→ What you will do
Write out each line from the data below that includes the word "Stability".

→ Dataset rows
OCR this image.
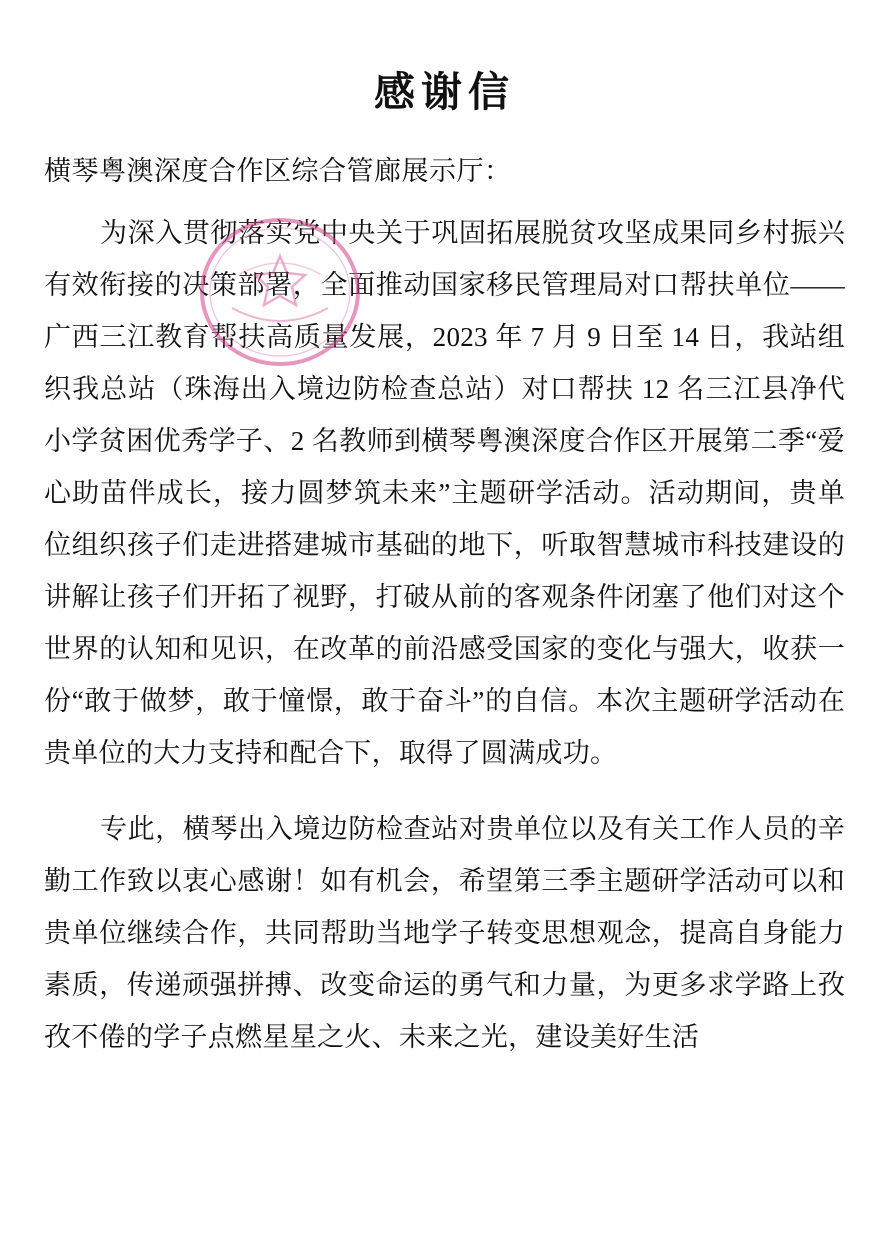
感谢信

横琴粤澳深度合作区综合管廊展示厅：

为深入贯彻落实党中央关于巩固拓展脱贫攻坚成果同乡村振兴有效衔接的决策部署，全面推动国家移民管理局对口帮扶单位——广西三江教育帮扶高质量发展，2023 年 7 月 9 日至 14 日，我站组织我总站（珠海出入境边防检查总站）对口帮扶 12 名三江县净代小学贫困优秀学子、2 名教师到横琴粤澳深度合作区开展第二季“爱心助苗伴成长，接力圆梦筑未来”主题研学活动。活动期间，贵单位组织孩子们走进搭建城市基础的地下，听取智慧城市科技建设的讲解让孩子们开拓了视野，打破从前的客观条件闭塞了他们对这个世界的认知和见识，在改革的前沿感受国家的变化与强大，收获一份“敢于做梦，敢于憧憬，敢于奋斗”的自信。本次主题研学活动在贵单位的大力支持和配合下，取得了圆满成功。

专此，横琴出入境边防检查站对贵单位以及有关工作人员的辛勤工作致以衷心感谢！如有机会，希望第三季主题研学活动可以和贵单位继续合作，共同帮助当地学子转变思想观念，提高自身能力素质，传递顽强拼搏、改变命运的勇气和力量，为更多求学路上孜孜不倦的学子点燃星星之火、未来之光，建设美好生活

---

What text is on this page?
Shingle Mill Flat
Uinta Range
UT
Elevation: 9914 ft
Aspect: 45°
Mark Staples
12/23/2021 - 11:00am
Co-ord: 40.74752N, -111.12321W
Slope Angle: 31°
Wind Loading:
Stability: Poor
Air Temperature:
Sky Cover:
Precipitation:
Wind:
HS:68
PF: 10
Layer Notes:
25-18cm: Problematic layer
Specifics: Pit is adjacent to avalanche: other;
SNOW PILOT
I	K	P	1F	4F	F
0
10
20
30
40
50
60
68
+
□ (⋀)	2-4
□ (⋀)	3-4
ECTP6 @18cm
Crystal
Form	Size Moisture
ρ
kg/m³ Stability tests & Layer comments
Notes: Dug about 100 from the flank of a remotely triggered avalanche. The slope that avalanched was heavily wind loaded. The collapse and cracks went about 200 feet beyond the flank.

...

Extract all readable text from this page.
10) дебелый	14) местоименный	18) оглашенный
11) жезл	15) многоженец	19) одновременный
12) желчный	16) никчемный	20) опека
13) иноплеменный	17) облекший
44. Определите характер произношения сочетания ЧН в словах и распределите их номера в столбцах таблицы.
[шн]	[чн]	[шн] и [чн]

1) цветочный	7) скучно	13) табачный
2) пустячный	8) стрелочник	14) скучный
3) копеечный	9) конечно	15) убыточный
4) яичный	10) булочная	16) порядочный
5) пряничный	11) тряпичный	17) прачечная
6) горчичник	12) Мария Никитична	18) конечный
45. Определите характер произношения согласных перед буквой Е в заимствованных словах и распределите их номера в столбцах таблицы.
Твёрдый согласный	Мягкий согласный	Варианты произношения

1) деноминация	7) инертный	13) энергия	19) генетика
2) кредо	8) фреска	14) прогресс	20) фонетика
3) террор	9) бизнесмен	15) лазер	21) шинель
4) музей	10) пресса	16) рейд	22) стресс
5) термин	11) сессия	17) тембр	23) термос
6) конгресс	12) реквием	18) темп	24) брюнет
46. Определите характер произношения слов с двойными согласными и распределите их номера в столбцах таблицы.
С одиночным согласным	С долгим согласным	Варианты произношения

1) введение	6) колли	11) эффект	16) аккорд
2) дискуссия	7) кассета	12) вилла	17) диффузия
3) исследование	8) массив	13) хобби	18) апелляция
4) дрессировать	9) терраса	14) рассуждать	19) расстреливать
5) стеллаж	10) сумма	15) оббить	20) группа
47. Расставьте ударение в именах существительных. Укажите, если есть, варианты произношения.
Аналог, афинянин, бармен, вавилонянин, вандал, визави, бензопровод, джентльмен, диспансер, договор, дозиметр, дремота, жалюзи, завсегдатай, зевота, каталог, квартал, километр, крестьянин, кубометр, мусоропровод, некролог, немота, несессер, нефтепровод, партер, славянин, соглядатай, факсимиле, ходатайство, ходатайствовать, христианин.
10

→ The output
Stability: Poor
kg/m³ Stability tests & Layer comments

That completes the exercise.